╔══

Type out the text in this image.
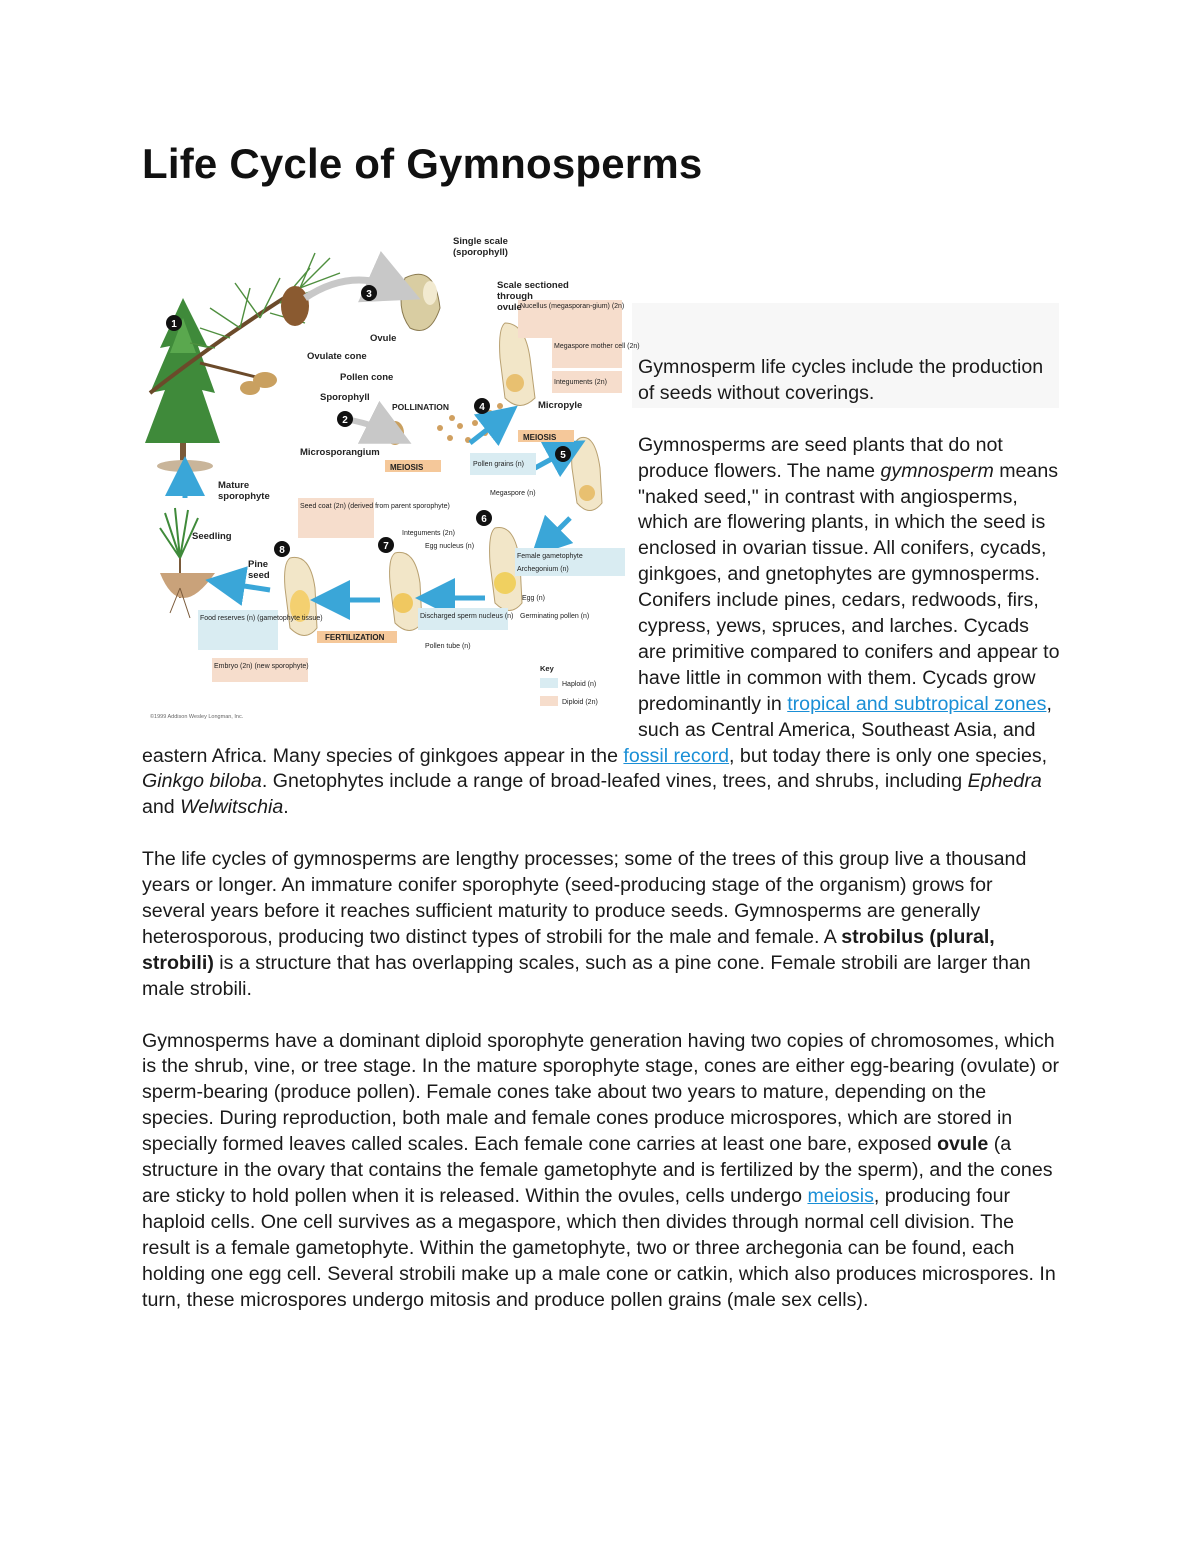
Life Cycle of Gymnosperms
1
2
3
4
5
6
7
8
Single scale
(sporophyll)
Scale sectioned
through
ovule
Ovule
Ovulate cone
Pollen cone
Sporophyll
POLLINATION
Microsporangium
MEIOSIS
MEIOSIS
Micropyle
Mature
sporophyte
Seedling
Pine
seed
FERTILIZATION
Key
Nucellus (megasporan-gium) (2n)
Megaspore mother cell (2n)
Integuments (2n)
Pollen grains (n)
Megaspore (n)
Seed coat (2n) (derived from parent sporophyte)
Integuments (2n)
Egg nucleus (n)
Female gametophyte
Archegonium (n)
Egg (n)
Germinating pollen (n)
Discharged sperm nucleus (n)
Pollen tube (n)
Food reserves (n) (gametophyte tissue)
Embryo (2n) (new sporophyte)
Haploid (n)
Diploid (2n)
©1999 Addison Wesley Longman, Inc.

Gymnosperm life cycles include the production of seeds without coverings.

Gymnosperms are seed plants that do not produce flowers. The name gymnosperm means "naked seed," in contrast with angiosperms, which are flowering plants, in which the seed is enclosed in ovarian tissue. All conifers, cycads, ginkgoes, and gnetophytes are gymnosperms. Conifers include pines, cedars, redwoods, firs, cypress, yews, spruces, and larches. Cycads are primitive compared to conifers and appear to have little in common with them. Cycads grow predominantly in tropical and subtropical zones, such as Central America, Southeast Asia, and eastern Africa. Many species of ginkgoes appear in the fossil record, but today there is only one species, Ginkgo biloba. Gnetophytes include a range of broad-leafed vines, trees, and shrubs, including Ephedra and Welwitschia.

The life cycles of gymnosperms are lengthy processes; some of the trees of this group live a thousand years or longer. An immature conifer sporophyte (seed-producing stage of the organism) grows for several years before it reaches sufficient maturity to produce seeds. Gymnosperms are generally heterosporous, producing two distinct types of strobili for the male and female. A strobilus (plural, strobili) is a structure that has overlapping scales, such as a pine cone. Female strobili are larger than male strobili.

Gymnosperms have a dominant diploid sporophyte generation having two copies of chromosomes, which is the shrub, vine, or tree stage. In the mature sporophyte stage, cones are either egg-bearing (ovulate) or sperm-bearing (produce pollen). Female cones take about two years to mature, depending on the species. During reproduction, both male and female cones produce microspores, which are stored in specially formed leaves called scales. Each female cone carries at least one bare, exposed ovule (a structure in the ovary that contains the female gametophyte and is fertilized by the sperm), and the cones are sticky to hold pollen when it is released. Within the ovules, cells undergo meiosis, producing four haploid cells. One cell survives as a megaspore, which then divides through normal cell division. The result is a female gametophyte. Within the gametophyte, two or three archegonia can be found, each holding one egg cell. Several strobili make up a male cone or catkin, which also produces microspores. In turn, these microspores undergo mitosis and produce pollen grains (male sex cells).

╚══
╔══

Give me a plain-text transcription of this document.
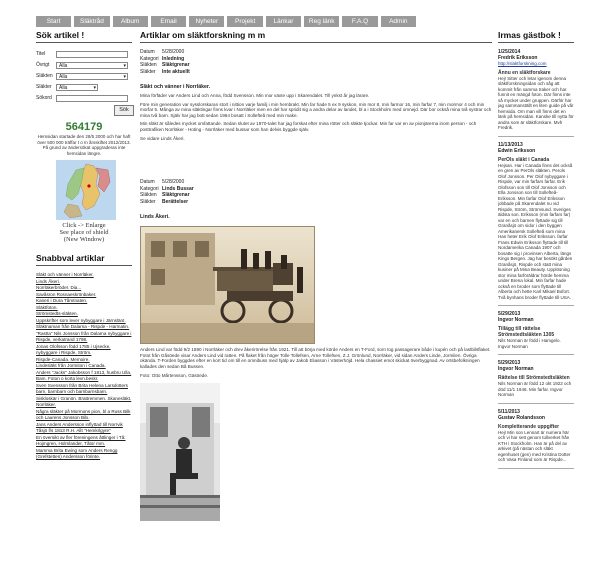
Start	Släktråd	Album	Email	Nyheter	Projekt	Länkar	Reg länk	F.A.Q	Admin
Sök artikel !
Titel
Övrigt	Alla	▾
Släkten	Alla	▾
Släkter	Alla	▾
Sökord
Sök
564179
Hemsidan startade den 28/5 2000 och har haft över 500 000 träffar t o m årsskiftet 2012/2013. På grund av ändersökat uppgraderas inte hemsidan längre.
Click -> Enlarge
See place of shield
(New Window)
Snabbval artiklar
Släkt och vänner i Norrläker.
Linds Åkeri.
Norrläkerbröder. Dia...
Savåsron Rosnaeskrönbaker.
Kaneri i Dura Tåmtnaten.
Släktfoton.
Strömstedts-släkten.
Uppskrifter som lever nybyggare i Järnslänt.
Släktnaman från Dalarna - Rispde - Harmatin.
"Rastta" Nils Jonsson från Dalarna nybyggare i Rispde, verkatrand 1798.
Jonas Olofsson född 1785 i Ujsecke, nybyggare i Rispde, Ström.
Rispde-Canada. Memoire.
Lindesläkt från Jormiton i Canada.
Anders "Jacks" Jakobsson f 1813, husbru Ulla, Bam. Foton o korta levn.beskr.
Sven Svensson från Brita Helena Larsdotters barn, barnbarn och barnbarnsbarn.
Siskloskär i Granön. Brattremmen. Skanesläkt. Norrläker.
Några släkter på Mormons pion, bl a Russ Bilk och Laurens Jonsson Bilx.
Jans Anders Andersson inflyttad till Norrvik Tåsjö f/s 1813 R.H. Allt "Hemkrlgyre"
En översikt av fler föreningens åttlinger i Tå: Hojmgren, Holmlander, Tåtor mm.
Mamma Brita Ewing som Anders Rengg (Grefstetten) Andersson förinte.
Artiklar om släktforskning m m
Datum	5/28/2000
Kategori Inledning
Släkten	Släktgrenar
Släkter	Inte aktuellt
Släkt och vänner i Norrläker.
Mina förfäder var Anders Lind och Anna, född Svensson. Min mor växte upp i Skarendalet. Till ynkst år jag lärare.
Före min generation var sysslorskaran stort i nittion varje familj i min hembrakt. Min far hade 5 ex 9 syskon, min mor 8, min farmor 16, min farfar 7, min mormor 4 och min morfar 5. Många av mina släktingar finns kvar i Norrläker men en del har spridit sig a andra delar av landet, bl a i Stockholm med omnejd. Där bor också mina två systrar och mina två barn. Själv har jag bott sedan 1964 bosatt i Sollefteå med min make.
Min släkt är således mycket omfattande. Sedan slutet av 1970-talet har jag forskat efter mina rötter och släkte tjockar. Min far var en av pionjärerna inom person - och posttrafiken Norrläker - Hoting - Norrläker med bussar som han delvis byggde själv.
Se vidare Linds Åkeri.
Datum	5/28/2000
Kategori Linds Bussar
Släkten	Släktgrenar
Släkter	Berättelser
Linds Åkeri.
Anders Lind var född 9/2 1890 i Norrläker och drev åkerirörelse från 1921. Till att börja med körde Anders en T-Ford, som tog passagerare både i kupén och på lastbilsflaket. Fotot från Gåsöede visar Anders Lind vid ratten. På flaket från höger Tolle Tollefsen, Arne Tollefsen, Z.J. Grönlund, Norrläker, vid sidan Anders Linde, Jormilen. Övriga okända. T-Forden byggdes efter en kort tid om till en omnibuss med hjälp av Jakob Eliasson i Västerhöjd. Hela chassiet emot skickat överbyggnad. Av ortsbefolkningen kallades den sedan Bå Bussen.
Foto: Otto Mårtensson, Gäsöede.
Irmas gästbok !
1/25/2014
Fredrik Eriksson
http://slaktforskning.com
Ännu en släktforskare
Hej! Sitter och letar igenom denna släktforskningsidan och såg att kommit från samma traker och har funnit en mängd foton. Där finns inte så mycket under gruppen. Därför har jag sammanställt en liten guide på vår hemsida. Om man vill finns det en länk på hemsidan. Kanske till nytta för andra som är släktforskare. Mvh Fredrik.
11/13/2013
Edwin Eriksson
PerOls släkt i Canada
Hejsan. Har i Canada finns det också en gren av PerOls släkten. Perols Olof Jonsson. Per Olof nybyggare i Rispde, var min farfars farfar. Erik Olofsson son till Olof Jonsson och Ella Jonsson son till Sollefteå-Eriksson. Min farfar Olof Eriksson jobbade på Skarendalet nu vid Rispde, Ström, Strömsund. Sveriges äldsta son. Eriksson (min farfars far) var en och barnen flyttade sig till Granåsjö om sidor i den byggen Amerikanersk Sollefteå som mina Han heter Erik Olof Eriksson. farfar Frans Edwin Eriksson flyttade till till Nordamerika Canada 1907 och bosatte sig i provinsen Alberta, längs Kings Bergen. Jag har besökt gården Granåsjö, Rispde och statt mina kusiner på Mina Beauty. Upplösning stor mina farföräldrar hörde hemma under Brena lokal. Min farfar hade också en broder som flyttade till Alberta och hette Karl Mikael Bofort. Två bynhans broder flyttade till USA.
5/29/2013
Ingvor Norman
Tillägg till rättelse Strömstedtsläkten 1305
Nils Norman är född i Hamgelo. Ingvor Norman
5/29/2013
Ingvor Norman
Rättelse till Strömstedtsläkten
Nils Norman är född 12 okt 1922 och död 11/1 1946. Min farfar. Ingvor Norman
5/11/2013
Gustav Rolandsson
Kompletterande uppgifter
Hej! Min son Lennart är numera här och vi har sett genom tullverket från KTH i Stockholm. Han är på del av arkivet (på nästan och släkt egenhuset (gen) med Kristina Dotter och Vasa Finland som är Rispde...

╚══
╔══

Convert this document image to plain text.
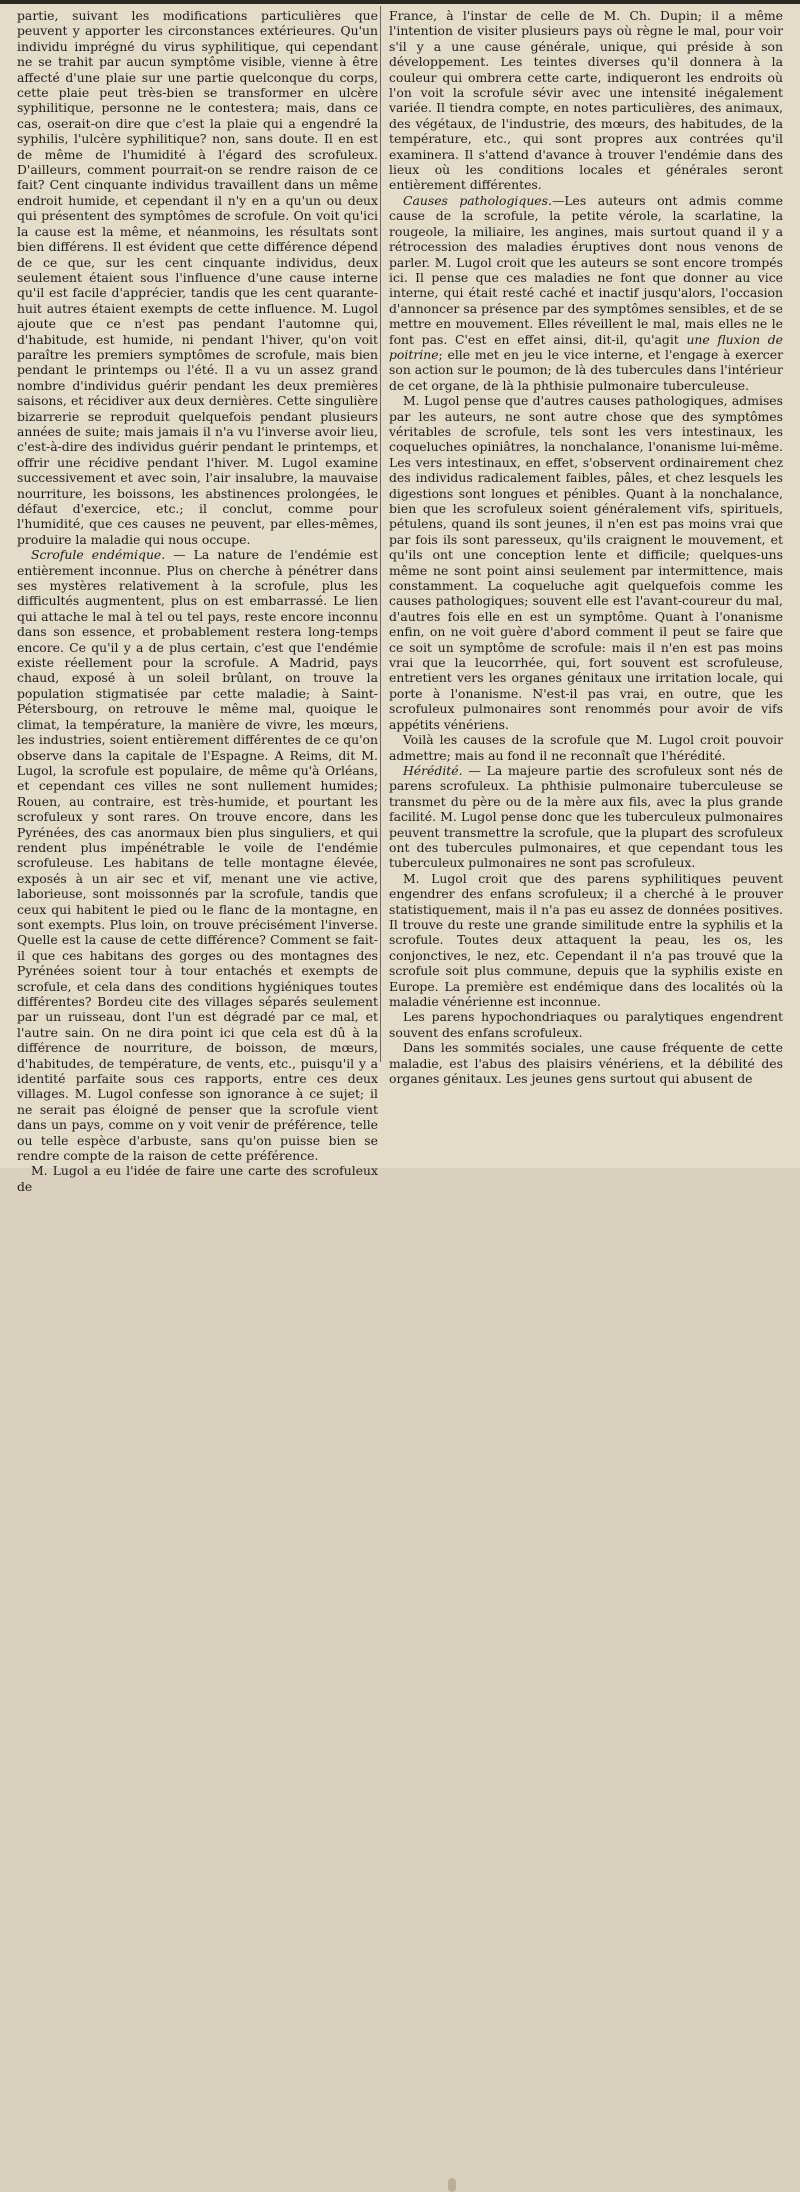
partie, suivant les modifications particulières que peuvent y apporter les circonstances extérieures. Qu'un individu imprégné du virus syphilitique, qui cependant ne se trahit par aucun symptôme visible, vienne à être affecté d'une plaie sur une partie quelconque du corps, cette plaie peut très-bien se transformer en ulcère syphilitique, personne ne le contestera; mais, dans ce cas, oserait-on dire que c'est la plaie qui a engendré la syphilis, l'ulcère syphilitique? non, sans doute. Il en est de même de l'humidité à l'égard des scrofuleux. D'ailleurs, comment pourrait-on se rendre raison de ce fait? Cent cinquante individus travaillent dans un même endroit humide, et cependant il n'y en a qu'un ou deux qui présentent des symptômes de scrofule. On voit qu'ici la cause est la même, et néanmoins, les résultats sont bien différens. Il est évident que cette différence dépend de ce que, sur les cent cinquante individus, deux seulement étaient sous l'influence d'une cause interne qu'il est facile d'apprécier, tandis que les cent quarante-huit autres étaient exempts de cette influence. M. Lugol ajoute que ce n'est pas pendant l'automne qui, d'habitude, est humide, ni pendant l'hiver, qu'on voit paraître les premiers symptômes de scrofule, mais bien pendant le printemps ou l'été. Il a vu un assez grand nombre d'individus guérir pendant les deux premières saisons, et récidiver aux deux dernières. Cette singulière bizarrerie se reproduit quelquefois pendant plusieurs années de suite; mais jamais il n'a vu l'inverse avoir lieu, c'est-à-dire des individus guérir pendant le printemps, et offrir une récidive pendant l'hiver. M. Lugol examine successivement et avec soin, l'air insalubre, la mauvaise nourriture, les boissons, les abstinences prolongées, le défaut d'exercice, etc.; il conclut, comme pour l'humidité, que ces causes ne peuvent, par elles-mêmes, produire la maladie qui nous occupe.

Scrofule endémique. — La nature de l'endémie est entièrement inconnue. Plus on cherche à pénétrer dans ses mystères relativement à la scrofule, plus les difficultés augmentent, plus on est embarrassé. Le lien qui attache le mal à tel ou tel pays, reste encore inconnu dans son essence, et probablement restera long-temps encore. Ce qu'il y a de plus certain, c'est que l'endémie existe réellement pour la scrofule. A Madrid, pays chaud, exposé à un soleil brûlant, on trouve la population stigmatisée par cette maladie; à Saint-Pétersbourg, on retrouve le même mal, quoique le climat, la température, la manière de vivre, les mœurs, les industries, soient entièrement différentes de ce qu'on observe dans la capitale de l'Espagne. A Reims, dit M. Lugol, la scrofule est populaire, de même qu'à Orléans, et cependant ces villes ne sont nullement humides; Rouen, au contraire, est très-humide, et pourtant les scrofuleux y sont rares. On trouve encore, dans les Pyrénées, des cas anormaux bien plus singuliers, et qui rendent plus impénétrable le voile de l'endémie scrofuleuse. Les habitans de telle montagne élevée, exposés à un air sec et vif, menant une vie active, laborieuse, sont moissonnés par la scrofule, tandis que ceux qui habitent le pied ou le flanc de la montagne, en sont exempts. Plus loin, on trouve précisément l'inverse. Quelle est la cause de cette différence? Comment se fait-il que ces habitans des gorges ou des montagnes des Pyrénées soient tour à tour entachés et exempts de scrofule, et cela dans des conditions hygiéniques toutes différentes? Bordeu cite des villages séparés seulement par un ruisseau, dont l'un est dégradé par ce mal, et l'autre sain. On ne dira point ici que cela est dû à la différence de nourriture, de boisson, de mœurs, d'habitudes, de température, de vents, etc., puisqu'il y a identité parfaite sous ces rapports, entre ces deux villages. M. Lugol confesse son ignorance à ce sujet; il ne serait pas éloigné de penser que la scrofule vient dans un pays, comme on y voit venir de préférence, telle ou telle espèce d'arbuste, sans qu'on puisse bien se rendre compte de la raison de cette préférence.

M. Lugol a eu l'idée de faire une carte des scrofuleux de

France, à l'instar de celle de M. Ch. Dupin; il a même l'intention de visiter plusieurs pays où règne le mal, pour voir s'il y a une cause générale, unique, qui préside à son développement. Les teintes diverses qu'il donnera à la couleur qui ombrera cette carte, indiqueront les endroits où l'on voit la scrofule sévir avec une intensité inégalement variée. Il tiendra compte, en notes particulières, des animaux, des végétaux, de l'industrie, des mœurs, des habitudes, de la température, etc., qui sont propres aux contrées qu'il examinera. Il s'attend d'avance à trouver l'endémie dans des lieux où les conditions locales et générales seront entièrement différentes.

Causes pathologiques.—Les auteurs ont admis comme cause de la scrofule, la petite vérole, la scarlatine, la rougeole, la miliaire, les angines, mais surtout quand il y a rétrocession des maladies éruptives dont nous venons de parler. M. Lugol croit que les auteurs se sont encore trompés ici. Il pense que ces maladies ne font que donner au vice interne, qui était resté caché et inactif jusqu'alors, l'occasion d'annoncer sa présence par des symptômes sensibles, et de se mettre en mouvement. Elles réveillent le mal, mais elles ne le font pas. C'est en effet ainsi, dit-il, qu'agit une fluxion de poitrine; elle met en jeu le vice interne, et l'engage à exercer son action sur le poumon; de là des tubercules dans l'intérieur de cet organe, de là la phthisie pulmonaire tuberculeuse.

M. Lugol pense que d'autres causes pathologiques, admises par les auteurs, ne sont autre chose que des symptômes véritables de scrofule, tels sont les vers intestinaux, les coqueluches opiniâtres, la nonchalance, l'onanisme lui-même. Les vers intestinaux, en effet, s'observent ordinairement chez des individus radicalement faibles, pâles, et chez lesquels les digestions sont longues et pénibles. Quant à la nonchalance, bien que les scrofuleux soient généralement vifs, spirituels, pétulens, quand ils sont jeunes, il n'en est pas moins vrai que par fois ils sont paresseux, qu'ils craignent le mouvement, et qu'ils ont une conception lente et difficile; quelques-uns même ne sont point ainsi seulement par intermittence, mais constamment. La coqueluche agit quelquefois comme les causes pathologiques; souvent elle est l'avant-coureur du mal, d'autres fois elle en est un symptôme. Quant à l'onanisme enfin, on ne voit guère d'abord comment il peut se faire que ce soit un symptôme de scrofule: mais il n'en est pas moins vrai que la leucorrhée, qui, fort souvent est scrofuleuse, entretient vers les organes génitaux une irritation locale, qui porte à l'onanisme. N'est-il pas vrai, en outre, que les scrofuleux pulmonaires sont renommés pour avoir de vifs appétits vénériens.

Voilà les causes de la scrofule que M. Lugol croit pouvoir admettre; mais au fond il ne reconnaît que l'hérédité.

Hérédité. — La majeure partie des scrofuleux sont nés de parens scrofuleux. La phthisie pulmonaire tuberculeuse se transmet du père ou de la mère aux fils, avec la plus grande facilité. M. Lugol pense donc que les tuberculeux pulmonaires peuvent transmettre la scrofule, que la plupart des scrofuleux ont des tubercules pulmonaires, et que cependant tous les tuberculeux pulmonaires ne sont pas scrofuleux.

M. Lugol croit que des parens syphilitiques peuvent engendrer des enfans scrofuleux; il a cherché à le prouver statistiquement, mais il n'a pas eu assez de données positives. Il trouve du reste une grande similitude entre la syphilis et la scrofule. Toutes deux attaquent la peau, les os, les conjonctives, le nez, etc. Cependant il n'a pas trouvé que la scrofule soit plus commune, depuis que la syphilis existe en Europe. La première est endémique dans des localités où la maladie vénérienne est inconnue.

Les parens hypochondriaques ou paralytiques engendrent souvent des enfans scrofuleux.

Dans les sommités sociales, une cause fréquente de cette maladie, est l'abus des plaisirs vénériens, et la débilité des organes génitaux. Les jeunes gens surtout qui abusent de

╚══

* _Your objective_: Scan the material above for lines holding "länk" and copy each of them.

* _Result below_:
Start	Släktråd	Album	Email	Nyheter	Projekt	Länkar	Reg länk	F.A.Q	Admin
Hej! Sitter och letar igenom denna släktforskningsidan och såg att kommit från samma traker och har funnit en mängd foton. Där finns inte så mycket under gruppen. Därför har jag sammanställt en liten guide på vår hemsida. Om man vill finns det en länk på hemsidan. Kanske till nytta för andra som är släktforskare. Mvh Fredrik.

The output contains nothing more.